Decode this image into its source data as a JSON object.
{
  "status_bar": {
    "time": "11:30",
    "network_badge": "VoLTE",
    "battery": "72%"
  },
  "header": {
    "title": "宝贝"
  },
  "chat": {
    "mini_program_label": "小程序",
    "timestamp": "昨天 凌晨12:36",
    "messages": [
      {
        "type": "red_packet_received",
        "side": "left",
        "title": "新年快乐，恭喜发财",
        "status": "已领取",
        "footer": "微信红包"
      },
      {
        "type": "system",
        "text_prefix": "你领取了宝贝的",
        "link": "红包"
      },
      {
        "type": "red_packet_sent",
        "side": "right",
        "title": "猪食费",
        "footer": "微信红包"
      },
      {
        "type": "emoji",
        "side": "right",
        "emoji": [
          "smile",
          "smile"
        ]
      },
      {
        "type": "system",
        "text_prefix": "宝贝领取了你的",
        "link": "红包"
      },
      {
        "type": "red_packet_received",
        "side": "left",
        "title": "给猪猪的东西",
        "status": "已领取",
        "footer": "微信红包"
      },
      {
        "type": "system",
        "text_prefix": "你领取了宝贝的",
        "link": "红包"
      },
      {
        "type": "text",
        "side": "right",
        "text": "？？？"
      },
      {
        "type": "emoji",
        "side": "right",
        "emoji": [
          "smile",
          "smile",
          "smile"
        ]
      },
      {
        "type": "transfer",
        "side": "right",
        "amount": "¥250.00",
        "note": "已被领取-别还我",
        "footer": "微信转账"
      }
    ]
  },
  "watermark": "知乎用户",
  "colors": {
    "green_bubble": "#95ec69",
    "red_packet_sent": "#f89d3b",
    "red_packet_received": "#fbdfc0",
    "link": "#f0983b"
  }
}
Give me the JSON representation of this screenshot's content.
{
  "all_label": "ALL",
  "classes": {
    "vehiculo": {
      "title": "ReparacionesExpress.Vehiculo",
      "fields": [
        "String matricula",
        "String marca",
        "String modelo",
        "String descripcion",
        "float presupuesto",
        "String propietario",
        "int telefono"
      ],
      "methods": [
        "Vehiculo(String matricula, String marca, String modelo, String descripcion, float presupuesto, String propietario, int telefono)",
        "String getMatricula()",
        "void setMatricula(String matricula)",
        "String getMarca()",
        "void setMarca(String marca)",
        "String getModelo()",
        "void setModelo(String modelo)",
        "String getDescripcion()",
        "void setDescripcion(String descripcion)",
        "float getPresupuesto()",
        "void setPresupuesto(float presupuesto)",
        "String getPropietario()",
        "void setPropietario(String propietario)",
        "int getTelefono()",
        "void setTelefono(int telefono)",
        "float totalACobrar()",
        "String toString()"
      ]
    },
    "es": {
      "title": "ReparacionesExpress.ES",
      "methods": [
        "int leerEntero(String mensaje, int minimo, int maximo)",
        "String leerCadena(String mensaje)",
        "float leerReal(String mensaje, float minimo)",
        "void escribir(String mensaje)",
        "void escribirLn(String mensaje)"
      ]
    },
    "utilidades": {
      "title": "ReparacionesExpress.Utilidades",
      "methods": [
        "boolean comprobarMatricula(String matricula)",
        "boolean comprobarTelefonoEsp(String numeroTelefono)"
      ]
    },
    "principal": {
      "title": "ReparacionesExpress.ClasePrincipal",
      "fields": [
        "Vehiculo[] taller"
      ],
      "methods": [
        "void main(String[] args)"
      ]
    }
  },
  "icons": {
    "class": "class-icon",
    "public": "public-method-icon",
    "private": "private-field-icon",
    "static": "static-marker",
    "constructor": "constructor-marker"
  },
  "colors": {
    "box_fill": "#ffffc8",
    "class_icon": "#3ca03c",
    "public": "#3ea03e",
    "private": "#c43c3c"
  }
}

_ _ _ _

Exercise task: Give a word-for-word copy of the records.

Exercise answer:
Decode this image into its source data as a JSON object.
{
  "status_bar": {
    "time": "11:30",
    "network_badge": "VoLTE",
    "battery": "72%"
  },
  "header": {
    "title": "宝贝"
  },
  "chat": {
    "mini_program_label": "小程序",
    "timestamp": "昨天 凌晨12:36",
    "messages": [
      {
        "type": "red_packet_received",
        "side": "left",
        "title": "新年快乐，恭喜发财",
        "status": "已领取",
        "footer": "微信红包"
      },
      {
        "type": "system",
        "text_prefix": "你领取了宝贝的",
        "link": "红包"
      },
      {
        "type": "red_packet_sent",
        "side": "right",
        "title": "猪食费",
        "footer": "微信红包"
      },
      {
        "type": "emoji",
        "side": "right",
        "emoji": [
          "smile",
          "smile"
        ]
      },
      {
        "type": "system",
        "text_prefix": "宝贝领取了你的",
        "link": "红包"
      },
      {
        "type": "red_packet_received",
        "side": "left",
        "title": "给猪猪的东西",
        "status": "已领取",
        "footer": "微信红包"
      },
      {
        "type": "system",
        "text_prefix": "你领取了宝贝的",
        "link": "红包"
      },
      {
        "type": "text",
        "side": "right",
        "text": "？？？"
      },
      {
        "type": "emoji",
        "side": "right",
        "emoji": [
          "smile",
          "smile",
          "smile"
        ]
      },
      {
        "type": "transfer",
        "side": "right",
        "amount": "¥250.00",
        "note": "已被领取-别还我",
        "footer": "微信转账"
      }
    ]
  },
  "watermark": "知乎用户",
  "colors": {
    "green_bubble": "#95ec69",
    "red_packet_sent": "#f89d3b",
    "red_packet_received": "#fbdfc0",
    "link": "#f0983b"
  }
}
Give me the JSON representation of this screenshot's content.
{
  "all_label": "ALL",
  "classes": {
    "vehiculo": {
      "title": "ReparacionesExpress.Vehiculo",
      "fields": [
        "String matricula",
        "String marca",
        "String modelo",
        "String descripcion",
        "float presupuesto",
        "String propietario",
        "int telefono"
      ],
      "methods": [
        "Vehiculo(String matricula, String marca, String modelo, String descripcion, float presupuesto, String propietario, int telefono)",
        "String getMatricula()",
        "void setMatricula(String matricula)",
        "String getMarca()",
        "void setMarca(String marca)",
        "String getModelo()",
        "void setModelo(String modelo)",
        "String getDescripcion()",
        "void setDescripcion(String descripcion)",
        "float getPresupuesto()",
        "void setPresupuesto(float presupuesto)",
        "String getPropietario()",
        "void setPropietario(String propietario)",
        "int getTelefono()",
        "void setTelefono(int telefono)",
        "float totalACobrar()",
        "String toString()"
      ]
    },
    "es": {
      "title": "ReparacionesExpress.ES",
      "methods": [
        "int leerEntero(String mensaje, int minimo, int maximo)",
        "String leerCadena(String mensaje)",
        "float leerReal(String mensaje, float minimo)",
        "void escribir(String mensaje)",
        "void escribirLn(String mensaje)"
      ]
    },
    "utilidades": {
      "title": "ReparacionesExpress.Utilidades",
      "methods": [
        "boolean comprobarMatricula(String matricula)",
        "boolean comprobarTelefonoEsp(String numeroTelefono)"
      ]
    },
    "principal": {
      "title": "ReparacionesExpress.ClasePrincipal",
      "fields": [
        "Vehiculo[] taller"
      ],
      "methods": [
        "void main(String[] args)"
      ]
    }
  },
  "icons": {
    "class": "class-icon",
    "public": "public-method-icon",
    "private": "private-field-icon",
    "static": "static-marker",
    "constructor": "constructor-marker"
  },
  "colors": {
    "box_fill": "#ffffc8",
    "class_icon": "#3ca03c",
    "public": "#3ea03e",
    "private": "#c43c3c"
  }
}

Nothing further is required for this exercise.